--- Given request ---
Transcribe the passage of the text on Arabic dialects by country from "Did you know that because" up to and including "spoken there before!".

--- Text extract ---
* start *

Did you know that because of immigration and trade in its early history, Kuwaiti Arabic borrowed a few words from Iranian dialects like Larestani, Khonji, Bastaki, and Gerashi, which also changed its vocabulary.

10. Lebanon

In Lebanon, most people in speak Lebanese Arabic, but like most Arabic countries, Modern Standard Arabic is used in the law, the media, and schools.

Lebanese Arabic belongs to the Levantine dialect group, the dialect is also known as Shami (اللهجة الشامية) and is spoken throughout the Levant region, which includes Syria, Jordan, and Palestine.

Arabs in the Levant region started speaking Arabic when the Levantine dialect was brought to the Levant in the 7th century AD, and these dialects slowly replaced the Northwest Semitic languages that were spoken there before!

11. Libya

In Libya, Libyan Arabic is mostly spoken in Libya and nearby countries, and the local Libyan Arabic dialects are spoken alongside MSA.

The Hilalian-Sulaimi migration and the migration of Arabs from al-Andalus to the Maghreb after the Reconquista are two of the most important historical events that have shaped the Libyan dialect. Also, Italian and, to a lesser extent, Turkish have affected Libyan Arabic.

12. Mauritania

Mauritania is an African country that is part of the Arab world in both culture and politics, it’s also a member of the Arab League, with Arabic as its official and national language.

In Mauritania, Hassaniya is the local spoken language, and it has many Berber words, which makes it very different from Modern Standard Arabic, which is used for formal communication.

13. Morocco

Moroccan Arabic, also called Darija (داريجا), is a dialect or group of dialects of Arabic that are spoken in Morocco. Moroccan Arabic is also a form of Maghrebi Arabic, and about 20 million people speak it in Morocco.

When it comes to government, education, and business, MSA and a mix of French and Moroccan Arabic are used. This is because Morocco has been ruled by a lot of different empires over the years, including the French and Spanish in the 20th century. Due to this, Darija has had a lot of different influences! This is also partly why many Arabs tend to find the Morrocan dialect intelligible.

14. Oman

In Oman, the official language is Arabic and there are several dialects of Arabic that are spoken, all of which are members of the Peninsular Arabic family.

Gulf Arabic is spoken in areas bordering the UAE, whereas Omani Arabic, which differs from Gulf Arabic spoken in eastern Arabia and Bahrain, is spoken in Central Oman, though with recent oil wealth and mobility, it has spread to other parts of the Sultanate.

Did you know that many terms and phrases from standard Arabic have found their way into Omani?

15. Palestine

In Palestine, Palestinians speak in Palestinian Arabic, which belongs to the Levant family.

Since Palestinian Arabic is spoken in the area where most Semitic languages are spoken, it has kept many typical Semitic words. Because of this, it is easy to figure out how Modern Standard Arabic words translate to Palestinian Arabic words.

Some even argue that Palestinian Arabic is the most like Modern Standard Arabic today!

16. Qatar

In Qatar, the official language is Arabic and the natives speak in the Qatari Arabic dialect, which is part of Gulf Arabic.

* end *

--- Records supplied ---
* start *

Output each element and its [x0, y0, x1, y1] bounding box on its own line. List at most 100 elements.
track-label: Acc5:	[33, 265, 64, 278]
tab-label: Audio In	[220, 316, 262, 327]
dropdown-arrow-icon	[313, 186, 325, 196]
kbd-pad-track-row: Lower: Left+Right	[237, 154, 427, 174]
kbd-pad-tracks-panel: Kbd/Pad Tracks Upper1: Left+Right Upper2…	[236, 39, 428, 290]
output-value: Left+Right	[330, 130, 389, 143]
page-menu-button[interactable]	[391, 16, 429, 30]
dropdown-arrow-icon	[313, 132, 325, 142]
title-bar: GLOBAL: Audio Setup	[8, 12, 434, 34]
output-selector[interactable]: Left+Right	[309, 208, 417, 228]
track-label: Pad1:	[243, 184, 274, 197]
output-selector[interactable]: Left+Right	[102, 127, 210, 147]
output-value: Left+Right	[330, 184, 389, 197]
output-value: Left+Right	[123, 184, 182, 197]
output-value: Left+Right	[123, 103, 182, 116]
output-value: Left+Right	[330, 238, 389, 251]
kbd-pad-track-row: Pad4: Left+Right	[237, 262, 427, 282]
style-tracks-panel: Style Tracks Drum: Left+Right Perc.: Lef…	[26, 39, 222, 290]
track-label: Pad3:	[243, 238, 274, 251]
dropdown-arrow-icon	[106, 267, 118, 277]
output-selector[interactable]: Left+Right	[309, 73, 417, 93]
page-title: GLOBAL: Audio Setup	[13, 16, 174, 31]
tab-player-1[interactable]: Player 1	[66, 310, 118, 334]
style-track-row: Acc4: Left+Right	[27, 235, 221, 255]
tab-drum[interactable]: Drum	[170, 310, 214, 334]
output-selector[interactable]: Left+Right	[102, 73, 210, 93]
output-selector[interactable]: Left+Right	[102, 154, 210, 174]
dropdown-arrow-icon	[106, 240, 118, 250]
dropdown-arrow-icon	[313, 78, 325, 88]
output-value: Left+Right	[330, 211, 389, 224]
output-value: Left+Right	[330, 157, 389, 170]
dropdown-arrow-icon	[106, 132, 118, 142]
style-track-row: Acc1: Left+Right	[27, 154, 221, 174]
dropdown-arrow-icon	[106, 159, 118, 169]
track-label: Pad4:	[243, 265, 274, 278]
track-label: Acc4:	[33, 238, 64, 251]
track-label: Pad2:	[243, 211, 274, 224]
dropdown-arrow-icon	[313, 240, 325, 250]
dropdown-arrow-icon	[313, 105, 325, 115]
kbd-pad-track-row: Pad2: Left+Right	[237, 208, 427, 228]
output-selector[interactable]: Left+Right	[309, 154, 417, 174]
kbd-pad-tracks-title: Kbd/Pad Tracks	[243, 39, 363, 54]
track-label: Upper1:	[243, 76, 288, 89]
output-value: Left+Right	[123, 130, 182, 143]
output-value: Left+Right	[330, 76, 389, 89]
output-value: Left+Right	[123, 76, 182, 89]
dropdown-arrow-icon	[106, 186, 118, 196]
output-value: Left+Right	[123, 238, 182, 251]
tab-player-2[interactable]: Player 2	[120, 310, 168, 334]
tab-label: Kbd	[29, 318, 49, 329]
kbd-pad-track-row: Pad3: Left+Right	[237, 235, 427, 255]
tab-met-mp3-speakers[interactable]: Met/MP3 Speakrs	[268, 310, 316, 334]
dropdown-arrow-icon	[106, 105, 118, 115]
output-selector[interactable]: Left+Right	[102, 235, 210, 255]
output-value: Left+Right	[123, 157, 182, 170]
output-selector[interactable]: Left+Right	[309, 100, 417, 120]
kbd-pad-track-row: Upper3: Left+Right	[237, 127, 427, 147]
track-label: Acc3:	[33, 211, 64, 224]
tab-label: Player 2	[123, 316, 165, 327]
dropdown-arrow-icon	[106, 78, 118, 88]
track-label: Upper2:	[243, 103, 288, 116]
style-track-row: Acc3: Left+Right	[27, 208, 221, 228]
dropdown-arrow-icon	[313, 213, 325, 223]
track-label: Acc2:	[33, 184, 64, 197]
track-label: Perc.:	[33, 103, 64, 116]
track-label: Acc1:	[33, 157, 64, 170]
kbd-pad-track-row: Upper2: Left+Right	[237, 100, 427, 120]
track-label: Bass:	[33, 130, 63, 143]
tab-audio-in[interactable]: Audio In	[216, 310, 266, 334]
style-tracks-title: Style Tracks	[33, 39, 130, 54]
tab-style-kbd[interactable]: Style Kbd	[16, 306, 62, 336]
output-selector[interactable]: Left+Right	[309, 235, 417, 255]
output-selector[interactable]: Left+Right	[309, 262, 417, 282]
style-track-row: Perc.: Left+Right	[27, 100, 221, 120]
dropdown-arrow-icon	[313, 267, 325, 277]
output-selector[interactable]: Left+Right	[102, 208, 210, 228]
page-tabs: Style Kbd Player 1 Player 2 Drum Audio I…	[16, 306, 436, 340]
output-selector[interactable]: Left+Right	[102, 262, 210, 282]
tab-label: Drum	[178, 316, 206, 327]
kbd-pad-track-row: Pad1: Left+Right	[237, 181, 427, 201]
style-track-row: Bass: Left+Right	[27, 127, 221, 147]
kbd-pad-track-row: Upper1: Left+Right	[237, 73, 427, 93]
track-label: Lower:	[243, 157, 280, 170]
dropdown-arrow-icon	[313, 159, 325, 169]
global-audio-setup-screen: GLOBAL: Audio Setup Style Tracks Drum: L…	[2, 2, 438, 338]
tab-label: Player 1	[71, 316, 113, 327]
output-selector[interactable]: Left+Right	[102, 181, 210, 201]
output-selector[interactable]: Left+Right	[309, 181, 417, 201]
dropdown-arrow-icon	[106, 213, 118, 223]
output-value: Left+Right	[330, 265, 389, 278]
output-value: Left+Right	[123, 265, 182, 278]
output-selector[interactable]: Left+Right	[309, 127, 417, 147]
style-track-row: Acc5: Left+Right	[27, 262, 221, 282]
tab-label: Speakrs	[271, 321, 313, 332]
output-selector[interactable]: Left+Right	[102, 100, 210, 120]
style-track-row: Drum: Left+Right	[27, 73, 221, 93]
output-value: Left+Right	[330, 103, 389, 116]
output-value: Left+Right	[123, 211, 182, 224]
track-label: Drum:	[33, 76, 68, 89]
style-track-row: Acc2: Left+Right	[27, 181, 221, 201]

* end *

--- The answer ---
Did you know that because of immigration and trade in its early history, Kuwaiti Arabic borrowed a few words from Iranian dialects like Larestani, Khonji, Bastaki, and Gerashi, which also changed its vocabulary.

10. Lebanon

In Lebanon, most people in speak Lebanese Arabic, but like most Arabic countries, Modern Standard Arabic is used in the law, the media, and schools.

Lebanese Arabic belongs to the Levantine dialect group, the dialect is also known as Shami (اللهجة الشامية) and is spoken throughout the Levant region, which includes Syria, Jordan, and Palestine.

Arabs in the Levant region started speaking Arabic when the Levantine dialect was brought to the Levant in the 7th century AD, and these dialects slowly replaced the Northwest Semitic languages that were spoken there before!